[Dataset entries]
(begin)

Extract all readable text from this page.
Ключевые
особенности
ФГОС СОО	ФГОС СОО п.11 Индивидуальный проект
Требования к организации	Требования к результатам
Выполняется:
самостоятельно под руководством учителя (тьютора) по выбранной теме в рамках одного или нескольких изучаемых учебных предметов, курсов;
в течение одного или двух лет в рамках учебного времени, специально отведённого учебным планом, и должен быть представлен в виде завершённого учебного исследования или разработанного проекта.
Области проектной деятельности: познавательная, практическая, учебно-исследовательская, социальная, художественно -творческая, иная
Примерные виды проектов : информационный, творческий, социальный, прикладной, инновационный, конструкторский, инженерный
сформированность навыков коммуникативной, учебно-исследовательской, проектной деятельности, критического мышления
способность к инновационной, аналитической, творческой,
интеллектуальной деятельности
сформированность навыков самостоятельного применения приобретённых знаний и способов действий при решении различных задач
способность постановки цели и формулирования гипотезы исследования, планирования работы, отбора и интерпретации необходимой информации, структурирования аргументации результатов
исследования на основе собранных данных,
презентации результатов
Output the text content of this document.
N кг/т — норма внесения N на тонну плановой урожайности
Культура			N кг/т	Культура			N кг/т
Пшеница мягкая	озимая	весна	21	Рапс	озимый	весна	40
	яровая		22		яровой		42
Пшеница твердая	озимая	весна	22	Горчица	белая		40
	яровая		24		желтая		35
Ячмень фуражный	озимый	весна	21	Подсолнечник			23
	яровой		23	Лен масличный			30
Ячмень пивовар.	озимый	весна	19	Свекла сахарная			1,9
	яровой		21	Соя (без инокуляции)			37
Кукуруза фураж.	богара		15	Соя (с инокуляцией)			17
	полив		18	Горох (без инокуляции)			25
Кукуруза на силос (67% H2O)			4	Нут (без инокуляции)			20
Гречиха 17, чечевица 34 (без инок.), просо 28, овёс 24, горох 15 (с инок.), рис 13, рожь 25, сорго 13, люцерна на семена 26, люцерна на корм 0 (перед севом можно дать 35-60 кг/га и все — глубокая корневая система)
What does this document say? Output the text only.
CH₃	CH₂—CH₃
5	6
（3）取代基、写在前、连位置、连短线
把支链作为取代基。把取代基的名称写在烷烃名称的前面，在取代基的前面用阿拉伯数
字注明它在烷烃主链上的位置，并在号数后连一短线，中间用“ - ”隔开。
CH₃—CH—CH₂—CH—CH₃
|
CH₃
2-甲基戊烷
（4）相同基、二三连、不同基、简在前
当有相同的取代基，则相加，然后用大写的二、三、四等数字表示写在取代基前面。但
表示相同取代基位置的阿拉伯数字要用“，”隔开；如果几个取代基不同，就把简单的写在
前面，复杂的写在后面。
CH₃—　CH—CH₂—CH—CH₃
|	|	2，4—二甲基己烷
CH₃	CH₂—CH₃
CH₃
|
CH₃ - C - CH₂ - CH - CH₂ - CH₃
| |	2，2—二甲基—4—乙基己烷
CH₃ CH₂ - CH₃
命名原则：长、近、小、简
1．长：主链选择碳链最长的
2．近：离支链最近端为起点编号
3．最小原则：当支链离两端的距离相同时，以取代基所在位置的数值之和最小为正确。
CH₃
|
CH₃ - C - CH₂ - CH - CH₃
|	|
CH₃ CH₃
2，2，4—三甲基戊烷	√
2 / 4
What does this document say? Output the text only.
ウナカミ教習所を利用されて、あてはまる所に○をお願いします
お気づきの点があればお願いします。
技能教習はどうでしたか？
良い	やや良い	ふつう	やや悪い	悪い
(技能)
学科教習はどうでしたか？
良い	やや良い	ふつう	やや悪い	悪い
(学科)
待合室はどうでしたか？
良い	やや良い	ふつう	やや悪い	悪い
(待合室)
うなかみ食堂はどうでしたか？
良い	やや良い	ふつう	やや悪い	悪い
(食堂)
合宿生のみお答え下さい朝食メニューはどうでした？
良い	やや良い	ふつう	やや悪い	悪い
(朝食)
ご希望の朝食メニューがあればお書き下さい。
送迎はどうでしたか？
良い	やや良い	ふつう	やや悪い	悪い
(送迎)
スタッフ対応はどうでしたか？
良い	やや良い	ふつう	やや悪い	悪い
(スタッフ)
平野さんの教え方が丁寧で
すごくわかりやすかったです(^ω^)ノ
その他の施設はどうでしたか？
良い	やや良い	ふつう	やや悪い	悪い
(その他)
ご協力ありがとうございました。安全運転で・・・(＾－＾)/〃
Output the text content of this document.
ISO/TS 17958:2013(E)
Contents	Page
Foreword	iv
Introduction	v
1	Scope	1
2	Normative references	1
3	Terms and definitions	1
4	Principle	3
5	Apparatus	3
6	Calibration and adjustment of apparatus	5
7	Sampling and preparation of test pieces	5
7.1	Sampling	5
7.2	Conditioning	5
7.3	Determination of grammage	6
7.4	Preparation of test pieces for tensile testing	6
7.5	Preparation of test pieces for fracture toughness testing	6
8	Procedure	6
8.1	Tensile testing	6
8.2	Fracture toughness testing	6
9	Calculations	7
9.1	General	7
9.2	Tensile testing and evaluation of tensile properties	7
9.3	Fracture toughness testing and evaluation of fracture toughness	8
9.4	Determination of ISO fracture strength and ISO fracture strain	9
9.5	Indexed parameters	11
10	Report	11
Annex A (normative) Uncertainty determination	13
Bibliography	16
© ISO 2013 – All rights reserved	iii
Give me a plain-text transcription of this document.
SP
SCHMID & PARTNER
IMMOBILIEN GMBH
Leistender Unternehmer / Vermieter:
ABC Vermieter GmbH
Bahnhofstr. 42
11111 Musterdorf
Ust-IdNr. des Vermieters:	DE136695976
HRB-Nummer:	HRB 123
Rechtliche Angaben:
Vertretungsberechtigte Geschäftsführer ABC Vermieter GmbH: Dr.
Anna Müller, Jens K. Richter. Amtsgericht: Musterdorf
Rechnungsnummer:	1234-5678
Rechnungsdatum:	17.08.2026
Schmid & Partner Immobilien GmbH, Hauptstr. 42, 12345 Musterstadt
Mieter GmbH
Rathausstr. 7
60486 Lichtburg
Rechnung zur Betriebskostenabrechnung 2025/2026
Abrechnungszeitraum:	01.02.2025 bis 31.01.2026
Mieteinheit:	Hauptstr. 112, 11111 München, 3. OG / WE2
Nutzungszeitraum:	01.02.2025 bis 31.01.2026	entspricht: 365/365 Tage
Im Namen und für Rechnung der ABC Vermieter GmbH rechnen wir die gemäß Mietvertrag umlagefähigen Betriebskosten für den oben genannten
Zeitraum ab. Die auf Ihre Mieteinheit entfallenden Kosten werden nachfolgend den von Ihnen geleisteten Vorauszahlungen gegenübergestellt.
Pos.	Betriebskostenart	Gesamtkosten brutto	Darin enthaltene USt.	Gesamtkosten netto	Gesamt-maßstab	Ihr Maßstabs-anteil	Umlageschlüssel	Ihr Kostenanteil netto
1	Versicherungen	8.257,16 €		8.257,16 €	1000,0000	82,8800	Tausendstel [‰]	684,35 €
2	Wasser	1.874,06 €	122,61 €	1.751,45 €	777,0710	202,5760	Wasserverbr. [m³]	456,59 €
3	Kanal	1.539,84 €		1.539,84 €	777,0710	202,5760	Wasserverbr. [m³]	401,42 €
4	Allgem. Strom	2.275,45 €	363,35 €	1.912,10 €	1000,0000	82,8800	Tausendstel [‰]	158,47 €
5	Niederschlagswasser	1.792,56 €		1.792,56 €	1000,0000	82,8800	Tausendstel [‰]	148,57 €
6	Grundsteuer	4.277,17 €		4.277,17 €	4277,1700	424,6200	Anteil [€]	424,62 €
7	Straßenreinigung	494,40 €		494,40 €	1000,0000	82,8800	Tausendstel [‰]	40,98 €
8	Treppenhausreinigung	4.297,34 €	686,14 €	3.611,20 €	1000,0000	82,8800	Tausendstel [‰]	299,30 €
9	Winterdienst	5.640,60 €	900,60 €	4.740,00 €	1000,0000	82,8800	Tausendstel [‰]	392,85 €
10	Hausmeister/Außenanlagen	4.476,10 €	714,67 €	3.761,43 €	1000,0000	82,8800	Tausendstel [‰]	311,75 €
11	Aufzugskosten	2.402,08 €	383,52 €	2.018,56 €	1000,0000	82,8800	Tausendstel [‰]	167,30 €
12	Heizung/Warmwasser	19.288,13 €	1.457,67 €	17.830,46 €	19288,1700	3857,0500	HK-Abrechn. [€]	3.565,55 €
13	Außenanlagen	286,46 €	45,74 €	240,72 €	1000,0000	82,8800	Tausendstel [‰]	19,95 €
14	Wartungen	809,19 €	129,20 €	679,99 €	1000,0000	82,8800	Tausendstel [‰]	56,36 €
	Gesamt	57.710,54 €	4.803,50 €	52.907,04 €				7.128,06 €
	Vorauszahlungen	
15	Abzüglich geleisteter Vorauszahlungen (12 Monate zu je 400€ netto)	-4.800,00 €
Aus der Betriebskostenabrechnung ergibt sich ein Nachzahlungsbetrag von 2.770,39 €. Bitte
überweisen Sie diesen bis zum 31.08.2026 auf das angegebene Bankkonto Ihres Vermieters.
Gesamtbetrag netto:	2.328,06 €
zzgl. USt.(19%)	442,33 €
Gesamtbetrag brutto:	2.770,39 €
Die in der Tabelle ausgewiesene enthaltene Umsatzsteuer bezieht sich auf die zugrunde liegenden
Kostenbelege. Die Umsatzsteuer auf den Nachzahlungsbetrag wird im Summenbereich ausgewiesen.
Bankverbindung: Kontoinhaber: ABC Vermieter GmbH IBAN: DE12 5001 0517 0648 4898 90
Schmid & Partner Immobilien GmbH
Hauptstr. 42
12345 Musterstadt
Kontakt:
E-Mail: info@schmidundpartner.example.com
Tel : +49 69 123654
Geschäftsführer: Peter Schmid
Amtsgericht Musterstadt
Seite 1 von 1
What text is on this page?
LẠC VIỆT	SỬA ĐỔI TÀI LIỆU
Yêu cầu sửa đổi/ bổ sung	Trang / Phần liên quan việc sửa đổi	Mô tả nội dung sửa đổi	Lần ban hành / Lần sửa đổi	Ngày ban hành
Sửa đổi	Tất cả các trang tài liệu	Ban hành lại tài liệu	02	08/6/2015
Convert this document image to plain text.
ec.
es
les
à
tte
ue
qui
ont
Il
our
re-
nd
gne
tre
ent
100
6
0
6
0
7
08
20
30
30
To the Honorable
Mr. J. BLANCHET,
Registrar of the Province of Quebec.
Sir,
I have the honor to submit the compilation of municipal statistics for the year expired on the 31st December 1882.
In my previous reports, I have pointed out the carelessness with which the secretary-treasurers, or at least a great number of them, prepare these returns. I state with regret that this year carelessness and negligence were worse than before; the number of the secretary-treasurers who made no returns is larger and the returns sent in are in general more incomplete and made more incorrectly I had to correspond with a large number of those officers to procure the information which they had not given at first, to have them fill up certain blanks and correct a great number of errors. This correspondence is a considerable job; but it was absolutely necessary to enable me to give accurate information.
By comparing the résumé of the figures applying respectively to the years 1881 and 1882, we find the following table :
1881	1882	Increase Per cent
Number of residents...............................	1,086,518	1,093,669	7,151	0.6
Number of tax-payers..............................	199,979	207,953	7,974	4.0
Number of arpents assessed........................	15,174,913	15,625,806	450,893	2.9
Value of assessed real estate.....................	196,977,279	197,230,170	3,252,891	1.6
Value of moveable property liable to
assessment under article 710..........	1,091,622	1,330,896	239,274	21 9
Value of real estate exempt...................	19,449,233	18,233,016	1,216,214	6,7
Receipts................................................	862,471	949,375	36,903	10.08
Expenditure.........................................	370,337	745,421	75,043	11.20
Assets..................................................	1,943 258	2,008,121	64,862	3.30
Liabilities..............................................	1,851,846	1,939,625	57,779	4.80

(end)

PROBLEM STATEMENT -
Go through the records and copy each line with "Gesamtbetrag" in it.

THE RESULT -
Gesamtbetrag netto:	2.328,06 €
Gesamtbetrag brutto:	2.770,39 €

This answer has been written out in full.